(Data entries)
-- -- --

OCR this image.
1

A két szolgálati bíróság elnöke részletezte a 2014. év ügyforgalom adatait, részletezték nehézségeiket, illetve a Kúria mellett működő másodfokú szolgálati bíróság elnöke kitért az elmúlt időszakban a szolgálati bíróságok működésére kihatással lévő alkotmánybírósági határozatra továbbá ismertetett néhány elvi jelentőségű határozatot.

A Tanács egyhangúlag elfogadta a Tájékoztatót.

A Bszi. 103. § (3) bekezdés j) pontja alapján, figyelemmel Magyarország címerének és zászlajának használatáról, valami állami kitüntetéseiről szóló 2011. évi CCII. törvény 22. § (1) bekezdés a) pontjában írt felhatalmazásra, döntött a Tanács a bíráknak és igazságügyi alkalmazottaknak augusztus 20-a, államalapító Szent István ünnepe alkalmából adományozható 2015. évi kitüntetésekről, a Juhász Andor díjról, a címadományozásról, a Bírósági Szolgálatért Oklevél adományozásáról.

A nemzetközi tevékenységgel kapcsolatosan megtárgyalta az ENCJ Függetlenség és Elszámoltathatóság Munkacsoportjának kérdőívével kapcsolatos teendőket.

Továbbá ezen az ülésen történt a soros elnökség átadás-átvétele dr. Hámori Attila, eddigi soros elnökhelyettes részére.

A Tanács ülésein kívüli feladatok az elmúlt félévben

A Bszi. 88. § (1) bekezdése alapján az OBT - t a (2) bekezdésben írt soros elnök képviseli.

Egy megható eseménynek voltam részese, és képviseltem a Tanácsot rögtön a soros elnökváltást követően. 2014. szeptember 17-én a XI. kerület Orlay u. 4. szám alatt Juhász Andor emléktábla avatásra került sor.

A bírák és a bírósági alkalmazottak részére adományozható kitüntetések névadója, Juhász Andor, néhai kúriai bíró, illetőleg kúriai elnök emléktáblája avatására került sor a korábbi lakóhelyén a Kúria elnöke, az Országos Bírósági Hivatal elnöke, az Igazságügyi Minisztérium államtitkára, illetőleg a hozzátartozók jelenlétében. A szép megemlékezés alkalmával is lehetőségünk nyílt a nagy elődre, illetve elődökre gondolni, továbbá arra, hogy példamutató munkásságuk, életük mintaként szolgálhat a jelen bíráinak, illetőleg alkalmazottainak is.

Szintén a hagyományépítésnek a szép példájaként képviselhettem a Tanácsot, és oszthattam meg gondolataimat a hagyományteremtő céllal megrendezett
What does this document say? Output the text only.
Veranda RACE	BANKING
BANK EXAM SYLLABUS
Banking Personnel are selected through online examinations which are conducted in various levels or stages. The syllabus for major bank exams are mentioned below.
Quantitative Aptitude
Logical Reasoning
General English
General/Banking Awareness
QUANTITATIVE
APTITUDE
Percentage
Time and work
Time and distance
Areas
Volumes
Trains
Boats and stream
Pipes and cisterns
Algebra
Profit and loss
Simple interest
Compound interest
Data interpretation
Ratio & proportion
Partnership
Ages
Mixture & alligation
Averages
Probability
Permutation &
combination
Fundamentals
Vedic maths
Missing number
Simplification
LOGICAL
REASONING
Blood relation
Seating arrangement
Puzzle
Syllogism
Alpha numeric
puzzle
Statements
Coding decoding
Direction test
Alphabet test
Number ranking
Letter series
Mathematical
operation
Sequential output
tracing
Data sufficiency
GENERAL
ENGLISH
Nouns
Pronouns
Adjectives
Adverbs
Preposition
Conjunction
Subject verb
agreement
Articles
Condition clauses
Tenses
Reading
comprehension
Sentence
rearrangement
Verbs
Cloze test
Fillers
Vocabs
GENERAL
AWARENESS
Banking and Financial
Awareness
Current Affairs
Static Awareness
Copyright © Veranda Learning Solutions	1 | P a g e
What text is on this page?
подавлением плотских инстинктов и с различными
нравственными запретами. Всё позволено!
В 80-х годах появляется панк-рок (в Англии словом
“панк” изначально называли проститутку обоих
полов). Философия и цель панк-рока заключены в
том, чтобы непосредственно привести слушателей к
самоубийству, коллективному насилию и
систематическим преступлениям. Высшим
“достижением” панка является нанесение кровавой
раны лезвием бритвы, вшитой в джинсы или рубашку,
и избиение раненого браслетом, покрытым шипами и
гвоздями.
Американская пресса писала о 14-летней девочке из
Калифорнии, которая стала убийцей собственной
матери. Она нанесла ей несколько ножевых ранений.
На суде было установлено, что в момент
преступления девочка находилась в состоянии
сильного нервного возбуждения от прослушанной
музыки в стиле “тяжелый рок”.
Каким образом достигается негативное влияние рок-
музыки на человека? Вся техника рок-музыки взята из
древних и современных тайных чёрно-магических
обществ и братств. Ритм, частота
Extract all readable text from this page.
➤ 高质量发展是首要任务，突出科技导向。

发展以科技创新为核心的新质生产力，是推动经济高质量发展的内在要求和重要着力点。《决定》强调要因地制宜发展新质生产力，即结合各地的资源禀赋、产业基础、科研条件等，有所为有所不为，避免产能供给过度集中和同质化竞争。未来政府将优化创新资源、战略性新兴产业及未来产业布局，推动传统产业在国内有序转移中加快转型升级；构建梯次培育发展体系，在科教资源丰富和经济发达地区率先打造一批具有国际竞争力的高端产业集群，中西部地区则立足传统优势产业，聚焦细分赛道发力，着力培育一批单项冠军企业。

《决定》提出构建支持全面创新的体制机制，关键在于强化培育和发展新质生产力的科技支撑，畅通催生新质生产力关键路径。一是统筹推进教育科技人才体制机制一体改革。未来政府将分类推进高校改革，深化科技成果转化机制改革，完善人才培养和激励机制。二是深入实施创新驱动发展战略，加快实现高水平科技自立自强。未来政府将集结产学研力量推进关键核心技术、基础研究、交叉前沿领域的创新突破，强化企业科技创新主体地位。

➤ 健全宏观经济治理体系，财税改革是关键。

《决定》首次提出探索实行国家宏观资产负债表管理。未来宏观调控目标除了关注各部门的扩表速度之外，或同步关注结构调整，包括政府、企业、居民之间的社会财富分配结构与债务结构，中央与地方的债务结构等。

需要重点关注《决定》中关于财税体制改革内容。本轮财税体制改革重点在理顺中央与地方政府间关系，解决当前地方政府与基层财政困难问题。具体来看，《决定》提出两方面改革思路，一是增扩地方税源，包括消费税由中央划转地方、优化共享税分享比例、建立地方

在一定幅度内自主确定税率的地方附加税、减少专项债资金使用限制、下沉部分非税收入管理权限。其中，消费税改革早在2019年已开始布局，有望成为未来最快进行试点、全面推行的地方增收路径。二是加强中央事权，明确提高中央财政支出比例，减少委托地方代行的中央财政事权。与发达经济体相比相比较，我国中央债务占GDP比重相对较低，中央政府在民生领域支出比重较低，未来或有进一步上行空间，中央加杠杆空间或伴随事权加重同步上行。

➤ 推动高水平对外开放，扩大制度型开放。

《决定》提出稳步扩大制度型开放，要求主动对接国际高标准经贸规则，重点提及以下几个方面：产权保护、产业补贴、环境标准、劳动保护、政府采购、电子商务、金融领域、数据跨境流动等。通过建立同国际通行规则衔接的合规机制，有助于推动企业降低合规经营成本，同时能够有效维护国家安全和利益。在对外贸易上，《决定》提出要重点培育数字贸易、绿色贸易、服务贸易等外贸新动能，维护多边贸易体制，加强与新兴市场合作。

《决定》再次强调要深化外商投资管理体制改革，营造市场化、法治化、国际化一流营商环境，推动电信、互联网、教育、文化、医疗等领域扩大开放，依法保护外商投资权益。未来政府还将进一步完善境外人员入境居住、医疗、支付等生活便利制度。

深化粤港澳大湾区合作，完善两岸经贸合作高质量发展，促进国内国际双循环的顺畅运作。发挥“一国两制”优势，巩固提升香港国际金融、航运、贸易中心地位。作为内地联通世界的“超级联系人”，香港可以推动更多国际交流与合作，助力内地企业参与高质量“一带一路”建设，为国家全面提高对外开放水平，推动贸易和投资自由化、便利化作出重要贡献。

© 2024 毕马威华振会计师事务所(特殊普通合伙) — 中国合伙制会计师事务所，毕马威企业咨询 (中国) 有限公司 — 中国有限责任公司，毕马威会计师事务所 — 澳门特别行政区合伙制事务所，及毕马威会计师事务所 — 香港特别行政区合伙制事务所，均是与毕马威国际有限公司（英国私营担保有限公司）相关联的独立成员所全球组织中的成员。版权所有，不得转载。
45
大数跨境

-- -- --

> _Problem description_
Lines containing the string "What" should be counted; reply with their number and nothing more.

> _The reply_
2